--- Task directions ---
Below are records; work out how many of their lines hold the string "xlabel" and give that number alone.

Records about charts and figures

□ □ □ □ □

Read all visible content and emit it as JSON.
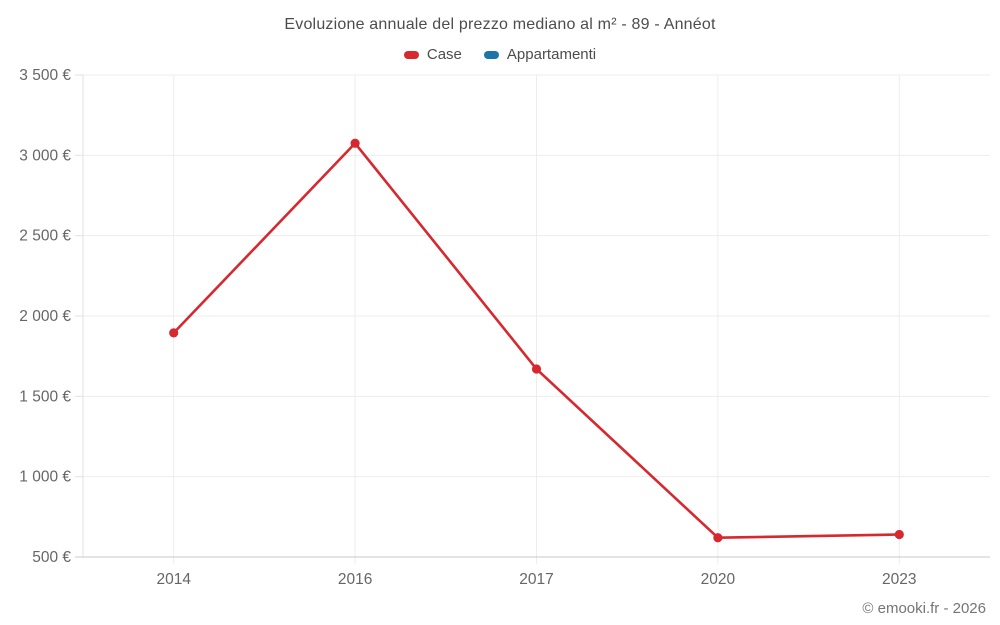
{
  "header": {
    "title": "Evoluzione annuale del prezzo mediano al m² - 89 - Annéot"
  },
  "footer": {
    "credit": "© emooki.fr - 2026"
  },
  "chart_data": {
    "type": "line",
    "title": "Evoluzione annuale del prezzo mediano al m² - 89 - Annéot",
    "categories": [
      "2014",
      "2016",
      "2017",
      "2020",
      "2023"
    ],
    "series": [
      {
        "name": "Case",
        "color": "#d7282f",
        "values": [
          1895,
          3075,
          1670,
          620,
          640
        ]
      },
      {
        "name": "Appartamenti",
        "color": "#1c74a9",
        "values": []
      }
    ],
    "xlabel": "",
    "ylabel": "",
    "ylim": [
      500,
      3500
    ],
    "y_ticks": [
      500,
      1000,
      1500,
      2000,
      2500,
      3000,
      3500
    ],
    "y_tick_labels": [
      "500 €",
      "1 000 €",
      "1 500 €",
      "2 000 €",
      "2 500 €",
      "3 000 €",
      "3 500 €"
    ],
    "grid": true,
    "legend_position": "top",
    "marker": "circle",
    "colors": {
      "grid": "#ededed",
      "axis_left": "#e2e2e2",
      "axis_bottom": "#c9c9c9",
      "tick_label": "#666666",
      "title": "#4d4d4d",
      "footer": "#757575"
    }
  }
}
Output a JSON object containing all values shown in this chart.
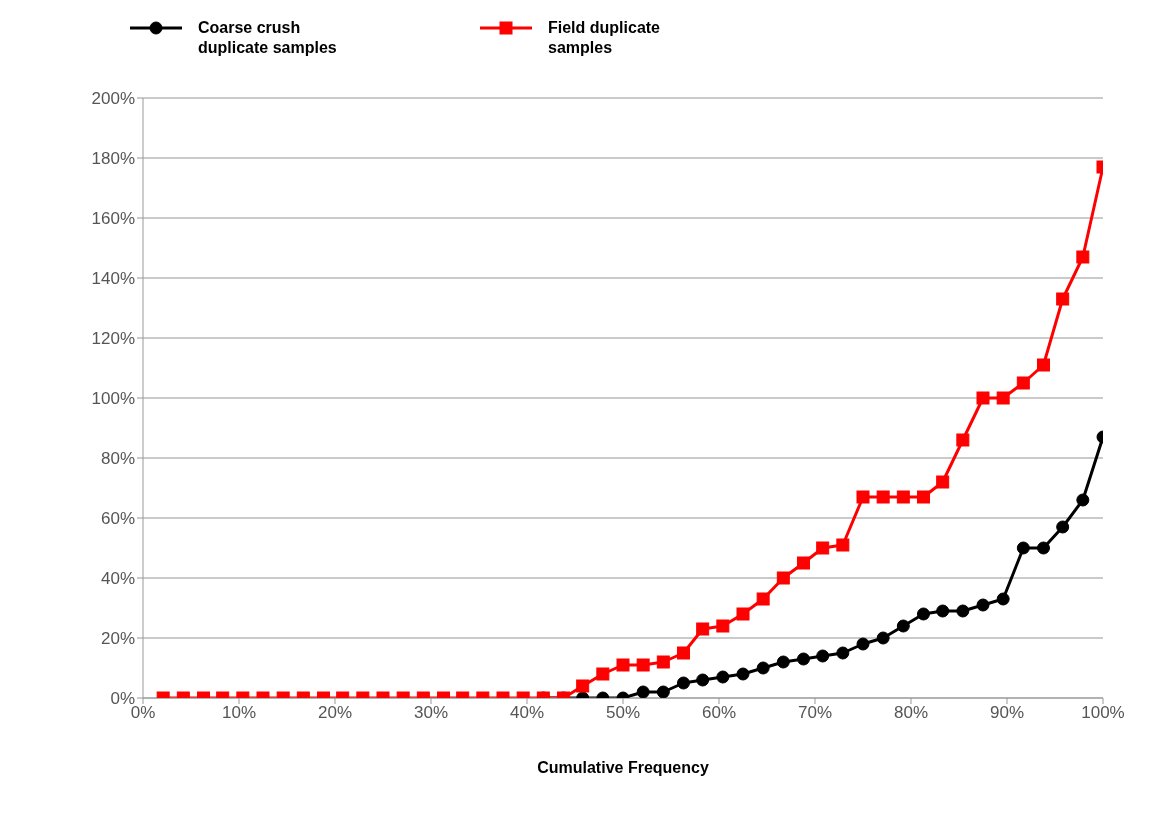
{
  "chart_data": {
    "type": "line",
    "xlabel": "Cumulative Frequency",
    "x": [
      2.1,
      4.2,
      6.3,
      8.3,
      10.4,
      12.5,
      14.6,
      16.7,
      18.8,
      20.8,
      22.9,
      25,
      27.1,
      29.2,
      31.3,
      33.3,
      35.4,
      37.5,
      39.6,
      41.7,
      43.8,
      45.8,
      47.9,
      50,
      52.1,
      54.2,
      56.3,
      58.3,
      60.4,
      62.5,
      64.6,
      66.7,
      68.8,
      70.8,
      72.9,
      75,
      77.1,
      79.2,
      81.3,
      83.3,
      85.4,
      87.5,
      89.6,
      91.7,
      93.8,
      95.8,
      97.9,
      100
    ],
    "series": [
      {
        "name": "Coarse crush duplicate samples",
        "color": "#000000",
        "marker": "circle",
        "values": [
          null,
          null,
          null,
          null,
          null,
          null,
          null,
          null,
          null,
          null,
          null,
          null,
          null,
          null,
          null,
          null,
          null,
          null,
          null,
          0,
          0,
          0,
          0,
          0,
          2,
          2,
          5,
          6,
          7,
          8,
          10,
          12,
          13,
          14,
          15,
          18,
          20,
          24,
          28,
          29,
          29,
          31,
          33,
          50,
          50,
          57,
          66,
          87
        ]
      },
      {
        "name": "Field duplicate samples",
        "color": "#ff0000",
        "marker": "square",
        "values": [
          0,
          0,
          0,
          0,
          0,
          0,
          0,
          0,
          0,
          0,
          0,
          0,
          0,
          0,
          0,
          0,
          0,
          0,
          0,
          0,
          0,
          4,
          8,
          11,
          11,
          12,
          15,
          23,
          24,
          28,
          33,
          40,
          45,
          50,
          51,
          67,
          67,
          67,
          67,
          72,
          86,
          100,
          100,
          105,
          111,
          133,
          147,
          177
        ]
      }
    ],
    "xlim": [
      0,
      100
    ],
    "xticks": [
      {
        "value": 0,
        "label": "0%"
      },
      {
        "value": 10,
        "label": "10%"
      },
      {
        "value": 20,
        "label": "20%"
      },
      {
        "value": 30,
        "label": "30%"
      },
      {
        "value": 40,
        "label": "40%"
      },
      {
        "value": 50,
        "label": "50%"
      },
      {
        "value": 60,
        "label": "60%"
      },
      {
        "value": 70,
        "label": "70%"
      },
      {
        "value": 80,
        "label": "80%"
      },
      {
        "value": 90,
        "label": "90%"
      },
      {
        "value": 100,
        "label": "100%"
      }
    ],
    "ylim": [
      0,
      200
    ],
    "yticks": [
      {
        "value": 0,
        "label": "0%"
      },
      {
        "value": 20,
        "label": "20%"
      },
      {
        "value": 40,
        "label": "40%"
      },
      {
        "value": 60,
        "label": "60%"
      },
      {
        "value": 80,
        "label": "80%"
      },
      {
        "value": 100,
        "label": "100%"
      },
      {
        "value": 120,
        "label": "120%"
      },
      {
        "value": 140,
        "label": "140%"
      },
      {
        "value": 160,
        "label": "160%"
      },
      {
        "value": 180,
        "label": "180%"
      },
      {
        "value": 200,
        "label": "200%"
      }
    ],
    "grid": "y",
    "legend": "top",
    "line_style": "solid"
  }
}
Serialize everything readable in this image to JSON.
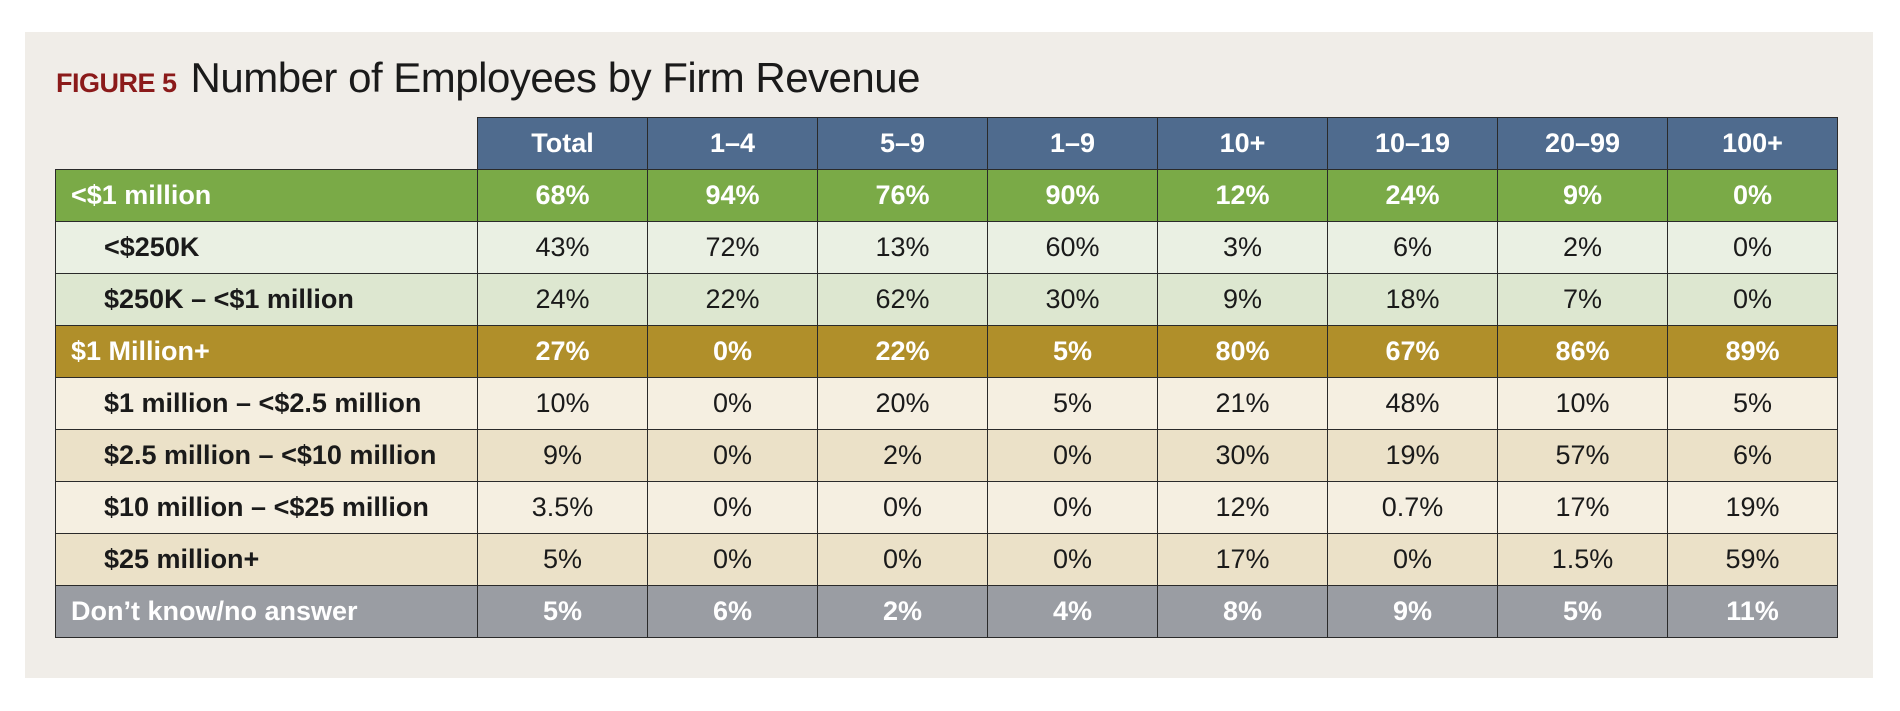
{
  "figure": {
    "label": "FIGURE 5",
    "title": "Number of Employees by Firm Revenue"
  },
  "colors": {
    "header": "#4f6b8e",
    "under_1m": "#7aaa47",
    "over_1m": "#b08f2a",
    "dont_know": "#9a9da3",
    "figure_label": "#8b1a1a"
  },
  "chart_data": {
    "type": "table",
    "title": "Number of Employees by Firm Revenue",
    "columns": [
      "Total",
      "1–4",
      "5–9",
      "1–9",
      "10+",
      "10–19",
      "20–99",
      "100+"
    ],
    "rows": [
      {
        "label": "<$1 million",
        "level": "group",
        "values": [
          "68%",
          "94%",
          "76%",
          "90%",
          "12%",
          "24%",
          "9%",
          "0%"
        ]
      },
      {
        "label": "<$250K",
        "level": "sub",
        "values": [
          "43%",
          "72%",
          "13%",
          "60%",
          "3%",
          "6%",
          "2%",
          "0%"
        ]
      },
      {
        "label": "$250K – <$1 million",
        "level": "sub",
        "values": [
          "24%",
          "22%",
          "62%",
          "30%",
          "9%",
          "18%",
          "7%",
          "0%"
        ]
      },
      {
        "label": "$1 Million+",
        "level": "group",
        "values": [
          "27%",
          "0%",
          "22%",
          "5%",
          "80%",
          "67%",
          "86%",
          "89%"
        ]
      },
      {
        "label": "$1 million – <$2.5 million",
        "level": "sub",
        "values": [
          "10%",
          "0%",
          "20%",
          "5%",
          "21%",
          "48%",
          "10%",
          "5%"
        ]
      },
      {
        "label": "$2.5 million – <$10 million",
        "level": "sub",
        "values": [
          "9%",
          "0%",
          "2%",
          "0%",
          "30%",
          "19%",
          "57%",
          "6%"
        ]
      },
      {
        "label": "$10 million – <$25 million",
        "level": "sub",
        "values": [
          "3.5%",
          "0%",
          "0%",
          "0%",
          "12%",
          "0.7%",
          "17%",
          "19%"
        ]
      },
      {
        "label": "$25 million+",
        "level": "sub",
        "values": [
          "5%",
          "0%",
          "0%",
          "0%",
          "17%",
          "0%",
          "1.5%",
          "59%"
        ]
      },
      {
        "label": "Don’t know/no answer",
        "level": "group",
        "values": [
          "5%",
          "6%",
          "2%",
          "4%",
          "8%",
          "9%",
          "5%",
          "11%"
        ]
      }
    ]
  }
}
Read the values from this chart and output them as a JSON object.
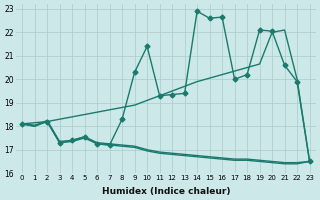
{
  "xlabel": "Humidex (Indice chaleur)",
  "bg_color": "#cce8e8",
  "line_color": "#1a7a6e",
  "grid_color": "#aacccc",
  "xlim": [
    -0.5,
    23.5
  ],
  "ylim": [
    16,
    23.2
  ],
  "xticks": [
    0,
    1,
    2,
    3,
    4,
    5,
    6,
    7,
    8,
    9,
    10,
    11,
    12,
    13,
    14,
    15,
    16,
    17,
    18,
    19,
    20,
    21,
    22,
    23
  ],
  "yticks": [
    16,
    17,
    18,
    19,
    20,
    21,
    22,
    23
  ],
  "series": [
    {
      "x": [
        0,
        1,
        2,
        3,
        4,
        5,
        6,
        7,
        8,
        9,
        10,
        11,
        12,
        13,
        14,
        15,
        16,
        17,
        18,
        19,
        20,
        21,
        22,
        23
      ],
      "y": [
        18.1,
        18.0,
        18.2,
        17.3,
        17.35,
        17.5,
        17.25,
        17.2,
        17.15,
        17.1,
        16.95,
        16.85,
        16.8,
        16.75,
        16.7,
        16.65,
        16.6,
        16.55,
        16.55,
        16.5,
        16.45,
        16.4,
        16.4,
        16.5
      ],
      "marker": null,
      "lw": 1.0
    },
    {
      "x": [
        0,
        1,
        2,
        3,
        4,
        5,
        6,
        7,
        8,
        9,
        10,
        11,
        12,
        13,
        14,
        15,
        16,
        17,
        18,
        19,
        20,
        21,
        22,
        23
      ],
      "y": [
        18.1,
        18.0,
        18.25,
        17.35,
        17.4,
        17.55,
        17.3,
        17.25,
        17.2,
        17.15,
        17.0,
        16.9,
        16.85,
        16.8,
        16.75,
        16.7,
        16.65,
        16.6,
        16.6,
        16.55,
        16.5,
        16.45,
        16.45,
        16.5
      ],
      "marker": null,
      "lw": 1.0
    },
    {
      "x": [
        0,
        1,
        2,
        3,
        4,
        5,
        6,
        7,
        8,
        9,
        10,
        11,
        12,
        13,
        14,
        15,
        16,
        17,
        18,
        19,
        20,
        21,
        22,
        23
      ],
      "y": [
        18.1,
        18.05,
        18.2,
        18.3,
        18.4,
        18.5,
        18.6,
        18.7,
        18.8,
        18.9,
        19.1,
        19.3,
        19.5,
        19.7,
        19.9,
        20.05,
        20.2,
        20.35,
        20.5,
        20.65,
        22.0,
        22.1,
        20.0,
        16.5
      ],
      "marker": null,
      "lw": 1.0
    },
    {
      "x": [
        0,
        2,
        3,
        4,
        5,
        6,
        7,
        8,
        9,
        10,
        11,
        12,
        13,
        14,
        15,
        16,
        17,
        18,
        19,
        20,
        21,
        22,
        23
      ],
      "y": [
        18.1,
        18.2,
        17.3,
        17.4,
        17.55,
        17.25,
        17.2,
        18.3,
        20.3,
        21.4,
        19.3,
        19.35,
        19.4,
        22.9,
        22.6,
        22.65,
        20.0,
        20.2,
        22.1,
        22.05,
        20.6,
        19.9,
        16.5
      ],
      "marker": "D",
      "lw": 1.0,
      "ms": 2.5
    }
  ]
}
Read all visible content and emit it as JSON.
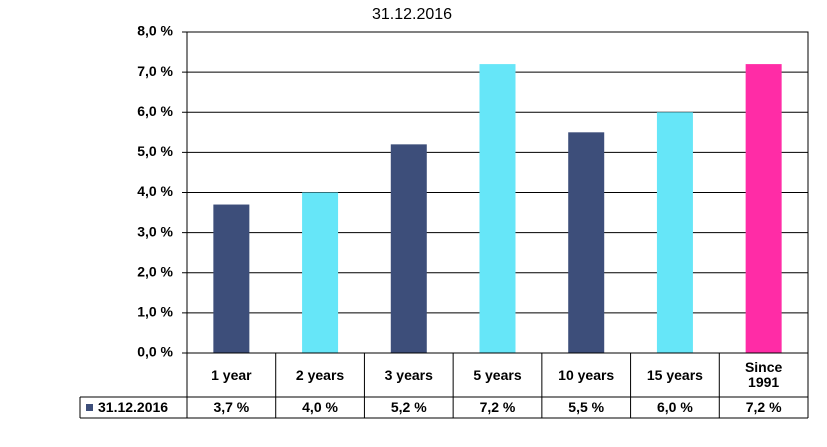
{
  "chart_data": {
    "type": "bar",
    "title": "31.12.2016",
    "categories": [
      "1 year",
      "2 years",
      "3 years",
      "5 years",
      "10 years",
      "15 years",
      "Since\n1991"
    ],
    "series": [
      {
        "name": "31.12.2016",
        "color": "#3d4e7a",
        "colors": [
          "#3d4e7a",
          "#66e6f8",
          "#3d4e7a",
          "#66e6f8",
          "#3d4e7a",
          "#66e6f8",
          "#ff2ca6"
        ],
        "values": [
          3.7,
          4.0,
          5.2,
          7.2,
          5.5,
          6.0,
          7.2
        ],
        "value_labels": [
          "3,7 %",
          "4,0 %",
          "5,2 %",
          "7,2 %",
          "5,5 %",
          "6,0 %",
          "7,2 %"
        ]
      }
    ],
    "ylim": [
      0,
      8
    ],
    "yticks": [
      {
        "value": 0,
        "label": "0,0 %"
      },
      {
        "value": 1,
        "label": "1,0 %"
      },
      {
        "value": 2,
        "label": "2,0 %"
      },
      {
        "value": 3,
        "label": "3,0 %"
      },
      {
        "value": 4,
        "label": "4,0 %"
      },
      {
        "value": 5,
        "label": "5,0 %"
      },
      {
        "value": 6,
        "label": "6,0 %"
      },
      {
        "value": 7,
        "label": "7,0 %"
      },
      {
        "value": 8,
        "label": "8,0 %"
      }
    ],
    "grid": true
  }
}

□ □ □ □ □

--- Response to the task ---
3